| Exercise set |
A - Repeat the post on Arizona's S.B. 1070 word for word from "Requires officials and" to "immigration laws; indemnification.".
B - Write the next part of the post on Arizona's S.B. 1070, picking up after its final sentence.

| Quoted passage |
----
By now, all of you are aware that before the end of this week (and of July, for that matter), the law known by its legislative name, S.B. 1070, will be enacted in the state of Arizona.  As I wrote earlier in this blog, this law puts a large amount of blame for crime in Arizona on the shoulders of Mexicans and other Latin Americans, more specifically those entering the U.S. illegally (which makes me wonder if there are any criminals among the local White-Anglo-Saxon-Protestant population, but I guess that’s another story).  This bill:

Requires officials and agencies of the state and political subdivisions to fully comply with and assist in the enforcement of federal immigration laws and gives county attorneys subpoena power in certain investigations of employers. Establishes crimes involving trespassing by illegal aliens, stopping to hire or soliciting work under specified circumstances, and transporting, harboring or concealing unlawful aliens, and their respective penalties.

S.B. 1070 is interesting in that it amends local law for the following purpose (emphasis is mine):

11-1051. Cooperation and assistance in enforcement of immigration laws; indemnification.



From what I can see, S.B. 1070 makes state, county, city and town police departments into de facto immigration enforcement agents, just by requiring anyone who is stopped for speeding or found anywhere on the street proof of his legal presence in the U.S., only on mere suspicion.  Supporters of S.B. 1070, including the current Arizona governor, Jan Brewer, claim that this law is needed to address a crime situation which leads back to illegal immigrants—all of them equally, as if there were no honest people among those immigrants—, and which the Obama administration has been unable or unwilling to address.

As expected, there have been several protests, in Phoenix and other cities in the state, and in several cities in the U.S., against what such a legislative bill would stand for.  A legislative bill which, as I see it, is not much different from some of the legislation coming out from legislatures like that of Puerto Rico—and believe me, lately I have seen a lot of “gems” from the Puerto Rican Legislative Assembly, but that’s another story.  A bill which is based in mere suspicion used against someone not fitting the prevailing ethnic pattern, and which may be used for racial profiling by local authorities.  And even though a week later governor Brewer signed into law some amendments to “soften” some of the most controversial aspects of this law, I think it’s still dangerous in that it can lead to abuse just because of mere suspicion, and it can also foster intolerance among the citizens of Arizona.

Worse yet: Some people think, “now, it’s Arizona; next, it could be any of the remaining 49 states”.
----
| Excerpted data |

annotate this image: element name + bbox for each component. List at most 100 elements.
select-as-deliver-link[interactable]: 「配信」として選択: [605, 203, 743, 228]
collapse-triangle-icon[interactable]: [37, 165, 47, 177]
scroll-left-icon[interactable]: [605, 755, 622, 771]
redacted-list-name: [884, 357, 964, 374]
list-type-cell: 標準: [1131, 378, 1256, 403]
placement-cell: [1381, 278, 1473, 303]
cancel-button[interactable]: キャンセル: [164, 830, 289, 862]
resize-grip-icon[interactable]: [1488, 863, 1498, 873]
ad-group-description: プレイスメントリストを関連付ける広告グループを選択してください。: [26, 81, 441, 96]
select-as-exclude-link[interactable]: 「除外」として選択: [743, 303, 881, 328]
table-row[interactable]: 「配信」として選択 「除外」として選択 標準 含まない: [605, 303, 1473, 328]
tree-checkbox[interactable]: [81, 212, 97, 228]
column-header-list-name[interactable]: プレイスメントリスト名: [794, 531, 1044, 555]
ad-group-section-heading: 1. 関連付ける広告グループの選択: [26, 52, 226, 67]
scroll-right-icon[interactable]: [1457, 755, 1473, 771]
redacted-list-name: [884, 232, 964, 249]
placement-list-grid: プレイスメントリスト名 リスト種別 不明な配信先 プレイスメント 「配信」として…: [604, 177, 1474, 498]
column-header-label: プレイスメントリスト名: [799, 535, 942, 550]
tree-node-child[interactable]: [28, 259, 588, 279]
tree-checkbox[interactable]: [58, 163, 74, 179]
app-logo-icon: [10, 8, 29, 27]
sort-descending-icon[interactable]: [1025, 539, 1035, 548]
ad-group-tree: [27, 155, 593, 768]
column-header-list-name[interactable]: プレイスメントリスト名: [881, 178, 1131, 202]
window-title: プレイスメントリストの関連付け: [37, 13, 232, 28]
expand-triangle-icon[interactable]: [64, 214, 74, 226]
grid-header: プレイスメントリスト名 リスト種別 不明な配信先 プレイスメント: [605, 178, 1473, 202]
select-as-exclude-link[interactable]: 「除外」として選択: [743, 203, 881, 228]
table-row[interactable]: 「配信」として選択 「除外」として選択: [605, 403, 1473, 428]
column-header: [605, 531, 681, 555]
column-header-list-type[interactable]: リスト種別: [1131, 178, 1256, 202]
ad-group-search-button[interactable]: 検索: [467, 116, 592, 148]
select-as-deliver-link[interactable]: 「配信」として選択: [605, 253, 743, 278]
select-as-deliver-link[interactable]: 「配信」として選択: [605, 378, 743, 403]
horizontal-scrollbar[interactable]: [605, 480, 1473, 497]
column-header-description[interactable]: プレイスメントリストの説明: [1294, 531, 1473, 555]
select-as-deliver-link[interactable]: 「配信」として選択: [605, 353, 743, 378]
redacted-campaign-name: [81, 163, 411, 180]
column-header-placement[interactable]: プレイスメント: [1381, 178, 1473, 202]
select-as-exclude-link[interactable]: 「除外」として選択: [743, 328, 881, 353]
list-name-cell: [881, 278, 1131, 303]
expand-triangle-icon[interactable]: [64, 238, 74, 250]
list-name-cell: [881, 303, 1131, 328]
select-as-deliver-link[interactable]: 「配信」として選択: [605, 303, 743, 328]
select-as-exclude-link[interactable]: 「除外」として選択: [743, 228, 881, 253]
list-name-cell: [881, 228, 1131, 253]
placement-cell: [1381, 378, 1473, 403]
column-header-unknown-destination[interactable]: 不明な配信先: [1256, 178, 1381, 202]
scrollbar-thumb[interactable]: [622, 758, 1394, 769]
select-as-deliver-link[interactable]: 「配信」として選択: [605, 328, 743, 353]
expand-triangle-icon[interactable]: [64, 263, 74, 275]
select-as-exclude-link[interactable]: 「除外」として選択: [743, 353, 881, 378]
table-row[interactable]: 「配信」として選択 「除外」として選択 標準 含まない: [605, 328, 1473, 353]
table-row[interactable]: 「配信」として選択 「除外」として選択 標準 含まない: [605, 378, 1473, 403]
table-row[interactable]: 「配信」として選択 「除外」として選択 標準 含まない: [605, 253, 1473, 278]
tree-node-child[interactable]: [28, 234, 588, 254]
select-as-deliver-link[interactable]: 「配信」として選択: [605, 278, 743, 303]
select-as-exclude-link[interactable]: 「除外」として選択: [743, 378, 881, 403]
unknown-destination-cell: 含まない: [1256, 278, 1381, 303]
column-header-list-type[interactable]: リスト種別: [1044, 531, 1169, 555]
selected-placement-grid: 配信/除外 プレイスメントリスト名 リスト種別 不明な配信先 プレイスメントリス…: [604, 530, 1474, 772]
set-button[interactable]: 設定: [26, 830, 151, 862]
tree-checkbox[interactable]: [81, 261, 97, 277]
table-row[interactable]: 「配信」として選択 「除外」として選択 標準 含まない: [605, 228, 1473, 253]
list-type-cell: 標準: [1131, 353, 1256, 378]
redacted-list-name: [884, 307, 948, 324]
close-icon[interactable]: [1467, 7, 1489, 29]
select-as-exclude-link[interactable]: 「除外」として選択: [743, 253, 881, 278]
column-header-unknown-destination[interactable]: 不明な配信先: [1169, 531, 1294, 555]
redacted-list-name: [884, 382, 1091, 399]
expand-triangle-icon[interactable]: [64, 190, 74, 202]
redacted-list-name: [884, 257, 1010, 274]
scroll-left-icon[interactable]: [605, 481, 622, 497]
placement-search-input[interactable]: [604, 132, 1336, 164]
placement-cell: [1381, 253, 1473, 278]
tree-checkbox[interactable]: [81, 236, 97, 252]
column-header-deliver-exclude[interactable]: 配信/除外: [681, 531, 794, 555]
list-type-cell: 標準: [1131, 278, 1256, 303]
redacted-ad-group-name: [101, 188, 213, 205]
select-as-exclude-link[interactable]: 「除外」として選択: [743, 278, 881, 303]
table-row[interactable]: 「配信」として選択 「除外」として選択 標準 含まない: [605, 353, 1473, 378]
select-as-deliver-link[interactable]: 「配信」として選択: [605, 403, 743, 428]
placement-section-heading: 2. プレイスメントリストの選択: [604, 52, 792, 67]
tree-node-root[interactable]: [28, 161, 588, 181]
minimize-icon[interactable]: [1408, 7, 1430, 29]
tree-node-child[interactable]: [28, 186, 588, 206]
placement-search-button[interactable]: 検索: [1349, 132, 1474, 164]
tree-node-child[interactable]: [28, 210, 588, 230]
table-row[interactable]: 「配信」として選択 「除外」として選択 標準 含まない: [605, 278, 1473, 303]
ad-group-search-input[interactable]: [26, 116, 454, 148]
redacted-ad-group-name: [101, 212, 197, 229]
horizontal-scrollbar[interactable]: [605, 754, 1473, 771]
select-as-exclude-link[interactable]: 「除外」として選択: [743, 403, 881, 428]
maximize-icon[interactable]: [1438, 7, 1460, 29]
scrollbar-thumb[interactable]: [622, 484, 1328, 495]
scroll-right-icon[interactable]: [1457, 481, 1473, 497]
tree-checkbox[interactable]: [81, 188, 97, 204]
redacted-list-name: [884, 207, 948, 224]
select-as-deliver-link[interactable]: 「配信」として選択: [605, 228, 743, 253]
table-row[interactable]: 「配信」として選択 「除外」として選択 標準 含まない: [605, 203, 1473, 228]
----
| The replies |
A -
Requires officials and agencies of the state and political subdivisions to fully comply with and assist in the enforcement of federal immigration laws and gives county attorneys subpoena power in certain investigations of employers. Establishes crimes involving trespassing by illegal aliens, stopping to hire or soliciting work under specified circumstances, and transporting, harboring or concealing unlawful aliens, and their respective penalties.

S.B. 1070 is interesting in that it amends local law for the following purpose (emphasis is mine):

11-1051. Cooperation and assistance in enforcement of immigration laws; indemnification.

B -
Maybe most of those who support S.B. 1070 should know (maybe they do know) that illegal aliens don’t come only through the Mexican border.  How about Canada?  Better yet, how about illegal immigration to “Puerto Rico-USA” from the Dominican Republic and other Caribbean nations?  See, that’s a large problem U.S. Customs and Border Protection has to deal with in Puerto Rico.  (But let’s hand it to the S.B. 1070 supporters, who may not see as wrong the “illegal” immigration from Cuba—even if a “Scarface” comes along every now and then.)  And let’s face it: those entering another country by unlawful means are breaking the law, at least in that respect, but that does not automatically make them criminals (unless they mean to make a life of crime in their new destination).  Are those with that backwards mindset, equally adamant in campaigning against the illegal entry of criminals from Canada and other countries than against the illegal entry of criminals from Mexico and Central America?  Maybe they are not willing to spare some time to understand those subtleties—they have more important things to do.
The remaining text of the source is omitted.